>> BEGIN EXERCISE INPUTS
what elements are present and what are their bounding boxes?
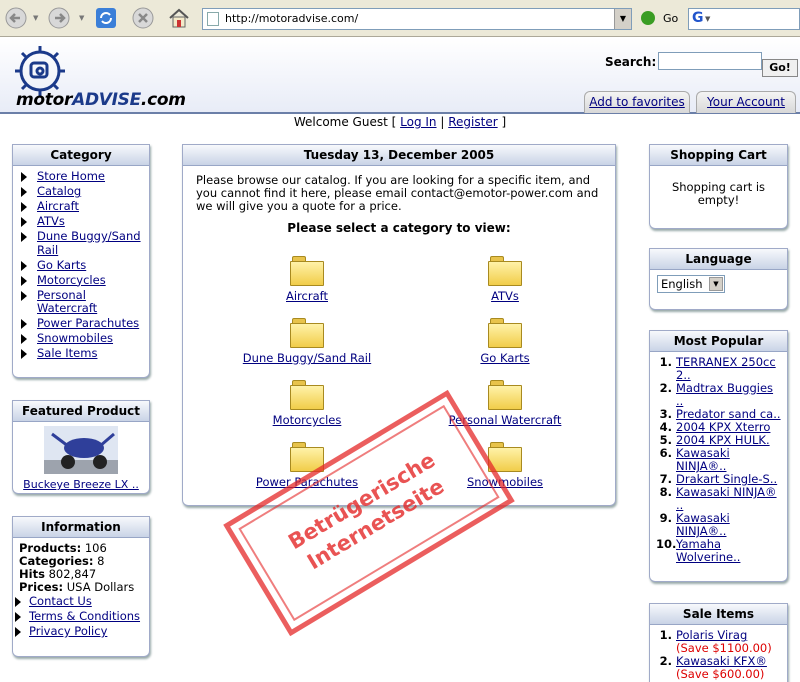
list-item: 6. Kawasaki NINJA®.. xyxy=(659,446,730,473)
add-to-favorites-tab[interactable]: Add to favorites xyxy=(584,91,690,113)
category-tile-personal-watercraft[interactable]: Personal Watercraft xyxy=(425,378,585,427)
category-tile-go-karts[interactable]: Go Karts xyxy=(425,316,585,365)
information-box: Information Products: 106 Categories: 8 … xyxy=(12,516,150,657)
list-item: 10. Yamaha Wolverine.. xyxy=(656,537,741,564)
folder-icon[interactable] xyxy=(488,316,522,348)
contact-us-link[interactable]: Contact Us xyxy=(13,594,149,609)
category-item-power-parachutes[interactable]: Power Parachutes xyxy=(19,316,149,331)
category-item-personal-watercraft[interactable]: Personal Watercraft xyxy=(19,288,149,316)
refresh-icon[interactable] xyxy=(93,5,119,31)
cart-empty-text: Shopping cart is empty! xyxy=(671,180,766,207)
information-title: Information xyxy=(13,517,149,538)
sale-items-box: Sale Items 1. Polaris Virag (Save $1100.00… xyxy=(649,603,788,682)
register-link[interactable]: Register xyxy=(448,115,497,129)
privacy-policy-link[interactable]: Privacy Policy xyxy=(13,624,149,639)
list-item: 1. TERRANEX 250cc 2.. xyxy=(659,355,776,382)
list-item: 1. Polaris Virag (Save $1100.00) xyxy=(659,628,772,655)
shopping-cart-box: Shopping Cart Shopping cart is empty! xyxy=(649,144,788,229)
category-tile-power-parachutes[interactable]: Power Parachutes xyxy=(227,440,387,489)
select-category-heading: Please select a category to view: xyxy=(287,221,511,235)
back-icon[interactable] xyxy=(3,5,29,31)
category-item-store-home[interactable]: Store Home xyxy=(19,169,149,184)
list-item: 8. Kawasaki NINJA® .. xyxy=(659,485,777,512)
address-bar[interactable]: http://motoradvise.com/ ▼ xyxy=(202,8,632,30)
shopping-cart-title: Shopping Cart xyxy=(650,145,787,166)
forward-icon[interactable] xyxy=(46,5,72,31)
category-item-catalog[interactable]: Catalog xyxy=(19,184,149,199)
category-item-motorcycles[interactable]: Motorcycles xyxy=(19,273,149,288)
folder-icon[interactable] xyxy=(290,378,324,410)
category-item-go-karts[interactable]: Go Karts xyxy=(19,258,149,273)
category-item-snowmobiles[interactable]: Snowmobiles xyxy=(19,331,149,346)
sale-items-title: Sale Items xyxy=(650,604,787,625)
google-g-icon[interactable]: G xyxy=(692,10,704,26)
featured-product-box: Featured Product Buckeye Breeze LX .. xyxy=(12,400,150,494)
login-link[interactable]: Log In xyxy=(400,115,436,129)
category-tile-aircraft[interactable]: Aircraft xyxy=(227,254,387,303)
main-content-box: Tuesday 13, December 2005 Please browse … xyxy=(182,144,616,506)
folder-icon[interactable] xyxy=(290,254,324,286)
featured-product-title: Featured Product xyxy=(13,401,149,422)
list-item: 9. Kawasaki NINJA®.. xyxy=(659,511,730,538)
list-item: 2. Kawasaki KFX® (Save $600.00) xyxy=(659,654,767,681)
most-popular-title: Most Popular xyxy=(650,331,787,352)
folder-icon[interactable] xyxy=(488,440,522,472)
category-tile-motorcycles[interactable]: Motorcycles xyxy=(227,378,387,427)
catalog-intro-text: Please browse our catalog. If you are lo… xyxy=(196,173,599,213)
category-tile-atvs[interactable]: ATVs xyxy=(425,254,585,303)
site-logo[interactable]: motorADVISE.com xyxy=(16,90,186,110)
back-dropdown-icon[interactable]: ▼ xyxy=(33,14,38,22)
page-icon xyxy=(207,12,219,26)
date-header: Tuesday 13, December 2005 xyxy=(183,145,615,166)
category-item-atvs[interactable]: ATVs xyxy=(19,214,149,229)
search-dropdown-icon[interactable]: ▼ xyxy=(705,15,710,23)
most-popular-box: Most Popular 1. TERRANEX 250cc 2.. 2. Madt… xyxy=(649,330,788,582)
welcome-bar: Welcome Guest [ Log In | Register ] xyxy=(293,115,507,129)
category-item-sale-items[interactable]: Sale Items xyxy=(19,346,149,361)
home-icon[interactable] xyxy=(166,5,192,31)
search-input[interactable] xyxy=(658,52,762,70)
category-item-aircraft[interactable]: Aircraft xyxy=(19,199,149,214)
language-title: Language xyxy=(650,249,787,270)
address-dropdown-icon[interactable]: ▼ xyxy=(614,9,631,29)
product-image[interactable] xyxy=(44,426,118,474)
your-account-tab[interactable]: Your Account xyxy=(696,91,796,113)
toolbar-search-box[interactable]: G ▼ xyxy=(688,8,800,30)
information-links: Contact Us Terms & Conditions Privacy Po… xyxy=(13,594,149,639)
category-tile-snowmobiles[interactable]: Snowmobiles xyxy=(425,440,585,489)
terms-link[interactable]: Terms & Conditions xyxy=(13,609,149,624)
folder-icon[interactable] xyxy=(290,440,324,472)
search-go-button[interactable]: Go! xyxy=(762,59,798,77)
go-button[interactable]: Go xyxy=(663,12,678,25)
prices-currency: Prices: USA Dollars xyxy=(19,580,135,594)
search-label: Search: xyxy=(605,55,657,69)
list-item: 2. Madtrax Buggies .. xyxy=(659,381,774,408)
stop-icon[interactable] xyxy=(130,5,156,31)
folder-icon[interactable] xyxy=(290,316,324,348)
most-popular-list: 1. TERRANEX 250cc 2.. 2. Madtrax Buggies .… xyxy=(650,352,787,564)
language-select[interactable]: English ▼ xyxy=(657,275,725,293)
folder-icon[interactable] xyxy=(488,378,522,410)
category-box: Category Store Home Catalog Aircraft ATV… xyxy=(12,144,150,378)
folder-icon[interactable] xyxy=(488,254,522,286)
go-arrow-icon[interactable] xyxy=(641,11,655,25)
category-item-dune-buggy[interactable]: Dune Buggy/Sand Rail xyxy=(19,229,149,257)
category-tile-dune-buggy[interactable]: Dune Buggy/Sand Rail xyxy=(227,316,387,365)
browser-toolbar: ▼ ▼ http://motoradvise.com/ ▼ Go G ▼ xyxy=(0,0,800,37)
category-list: Store Home Catalog Aircraft ATVs Dune Bu… xyxy=(13,166,149,361)
address-url: http://motoradvise.com/ xyxy=(225,12,359,25)
forward-dropdown-icon[interactable]: ▼ xyxy=(79,14,84,22)
category-box-title: Category xyxy=(13,145,149,166)
chevron-down-icon[interactable]: ▼ xyxy=(709,277,723,291)
sale-items-list: 1. Polaris Virag (Save $1100.00) 2. Kawasak… xyxy=(650,625,787,681)
language-box: Language English ▼ xyxy=(649,248,788,310)
featured-product-link[interactable]: Buckeye Breeze LX .. xyxy=(23,478,139,491)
>> END EXERCISE INPUTS
Transcribe every line of the data above verbatim, omitting the pictures from your answer.

what elements are present and what are their bounding boxes?
list-item: 6. Kawasaki NINJA®.. xyxy=(659,446,730,473)
add-to-favorites-tab[interactable]: Add to favorites xyxy=(584,91,690,113)
category-tile-personal-watercraft[interactable]: Personal Watercraft xyxy=(425,378,585,427)
category-tile-go-karts[interactable]: Go Karts xyxy=(425,316,585,365)
information-box: Information Products: 106 Categories: 8 … xyxy=(12,516,150,657)
list-item: 10. Yamaha Wolverine.. xyxy=(656,537,741,564)
folder-icon[interactable] xyxy=(488,316,522,348)
contact-us-link[interactable]: Contact Us xyxy=(13,594,149,609)
category-item-power-parachutes[interactable]: Power Parachutes xyxy=(19,316,149,331)
category-item-personal-watercraft[interactable]: Personal Watercraft xyxy=(19,288,149,316)
refresh-icon[interactable] xyxy=(93,5,119,31)
cart-empty-text: Shopping cart is empty! xyxy=(671,180,766,207)
information-title: Information xyxy=(13,517,149,538)
sale-items-box: Sale Items 1. Polaris Virag (Save $1100.00… xyxy=(649,603,788,682)
register-link[interactable]: Register xyxy=(448,115,497,129)
privacy-policy-link[interactable]: Privacy Policy xyxy=(13,624,149,639)
list-item: 1. TERRANEX 250cc 2.. xyxy=(659,355,776,382)
list-item: 1. Polaris Virag (Save $1100.00) xyxy=(659,628,772,655)
shopping-cart-box: Shopping Cart Shopping cart is empty! xyxy=(649,144,788,229)
category-tile-power-parachutes[interactable]: Power Parachutes xyxy=(227,440,387,489)
select-category-heading: Please select a category to view: xyxy=(287,221,511,235)
back-icon[interactable] xyxy=(3,5,29,31)
category-item-store-home[interactable]: Store Home xyxy=(19,169,149,184)
list-item: 8. Kawasaki NINJA® .. xyxy=(659,485,777,512)
address-bar[interactable]: http://motoradvise.com/ ▼ xyxy=(202,8,632,30)
shopping-cart-title: Shopping Cart xyxy=(650,145,787,166)
forward-icon[interactable] xyxy=(46,5,72,31)
category-item-catalog[interactable]: Catalog xyxy=(19,184,149,199)
category-item-motorcycles[interactable]: Motorcycles xyxy=(19,273,149,288)
folder-icon[interactable] xyxy=(290,378,324,410)
category-item-go-karts[interactable]: Go Karts xyxy=(19,258,149,273)
category-item-snowmobiles[interactable]: Snowmobiles xyxy=(19,331,149,346)
sale-items-title: Sale Items xyxy=(650,604,787,625)
google-g-icon[interactable]: G xyxy=(692,10,704,26)
featured-product-box: Featured Product Buckeye Breeze LX .. xyxy=(12,400,150,494)
login-link[interactable]: Log In xyxy=(400,115,436,129)
category-tile-aircraft[interactable]: Aircraft xyxy=(227,254,387,303)
main-content-box: Tuesday 13, December 2005 Please browse … xyxy=(182,144,616,506)
folder-icon[interactable] xyxy=(290,254,324,286)
featured-product-title: Featured Product xyxy=(13,401,149,422)
list-item: 9. Kawasaki NINJA®.. xyxy=(659,511,730,538)
list-item: 2. Kawasaki KFX® (Save $600.00) xyxy=(659,654,767,681)
most-popular-title: Most Popular xyxy=(650,331,787,352)
folder-icon[interactable] xyxy=(488,440,522,472)
category-tile-motorcycles[interactable]: Motorcycles xyxy=(227,378,387,427)
catalog-intro-text: Please browse our catalog. If you are lo… xyxy=(196,173,599,213)
category-tile-atvs[interactable]: ATVs xyxy=(425,254,585,303)
site-logo[interactable]: motorADVISE.com xyxy=(16,90,186,110)
back-dropdown-icon[interactable]: ▼ xyxy=(33,14,38,22)
page-icon xyxy=(207,12,219,26)
date-header: Tuesday 13, December 2005 xyxy=(183,145,615,166)
category-item-atvs[interactable]: ATVs xyxy=(19,214,149,229)
search-dropdown-icon[interactable]: ▼ xyxy=(705,15,710,23)
most-popular-box: Most Popular 1. TERRANEX 250cc 2.. 2. Madt… xyxy=(649,330,788,582)
welcome-bar: Welcome Guest [ Log In | Register ] xyxy=(293,115,507,129)
category-item-sale-items[interactable]: Sale Items xyxy=(19,346,149,361)
home-icon[interactable] xyxy=(166,5,192,31)
search-input[interactable] xyxy=(658,52,762,70)
category-item-aircraft[interactable]: Aircraft xyxy=(19,199,149,214)
language-title: Language xyxy=(650,249,787,270)
address-dropdown-icon[interactable]: ▼ xyxy=(614,9,631,29)
product-image[interactable] xyxy=(44,426,118,474)
your-account-tab[interactable]: Your Account xyxy=(696,91,796,113)
toolbar-search-box[interactable]: G ▼ xyxy=(688,8,800,30)
information-links: Contact Us Terms & Conditions Privacy Po… xyxy=(13,594,149,639)
category-tile-snowmobiles[interactable]: Snowmobiles xyxy=(425,440,585,489)
terms-link[interactable]: Terms & Conditions xyxy=(13,609,149,624)
folder-icon[interactable] xyxy=(290,440,324,472)
search-go-button[interactable]: Go! xyxy=(762,59,798,77)
go-button[interactable]: Go xyxy=(663,12,678,25)
prices-currency: Prices: USA Dollars xyxy=(19,580,135,594)
search-label: Search: xyxy=(605,55,657,69)
list-item: 2. Madtrax Buggies .. xyxy=(659,381,774,408)
stop-icon[interactable] xyxy=(130,5,156,31)
folder-icon[interactable] xyxy=(290,316,324,348)
most-popular-list: 1. TERRANEX 250cc 2.. 2. Madtrax Buggies .… xyxy=(650,352,787,564)
language-select[interactable]: English ▼ xyxy=(657,275,725,293)
folder-icon[interactable] xyxy=(488,378,522,410)
category-box: Category Store Home Catalog Aircraft ATV… xyxy=(12,144,150,378)
folder-icon[interactable] xyxy=(488,254,522,286)
go-arrow-icon[interactable] xyxy=(641,11,655,25)
category-item-dune-buggy[interactable]: Dune Buggy/Sand Rail xyxy=(19,229,149,257)
category-tile-dune-buggy[interactable]: Dune Buggy/Sand Rail xyxy=(227,316,387,365)
browser-toolbar: ▼ ▼ http://motoradvise.com/ ▼ Go G ▼ xyxy=(0,0,800,37)
category-list: Store Home Catalog Aircraft ATVs Dune Bu… xyxy=(13,166,149,361)
address-url: http://motoradvise.com/ xyxy=(225,12,359,25)
forward-dropdown-icon[interactable]: ▼ xyxy=(79,14,84,22)
category-box-title: Category xyxy=(13,145,149,166)
chevron-down-icon[interactable]: ▼ xyxy=(709,277,723,291)
sale-items-list: 1. Polaris Virag (Save $1100.00) 2. Kawasak… xyxy=(650,625,787,681)
language-box: Language English ▼ xyxy=(649,248,788,310)
featured-product-link[interactable]: Buckeye Breeze LX .. xyxy=(23,478,139,491)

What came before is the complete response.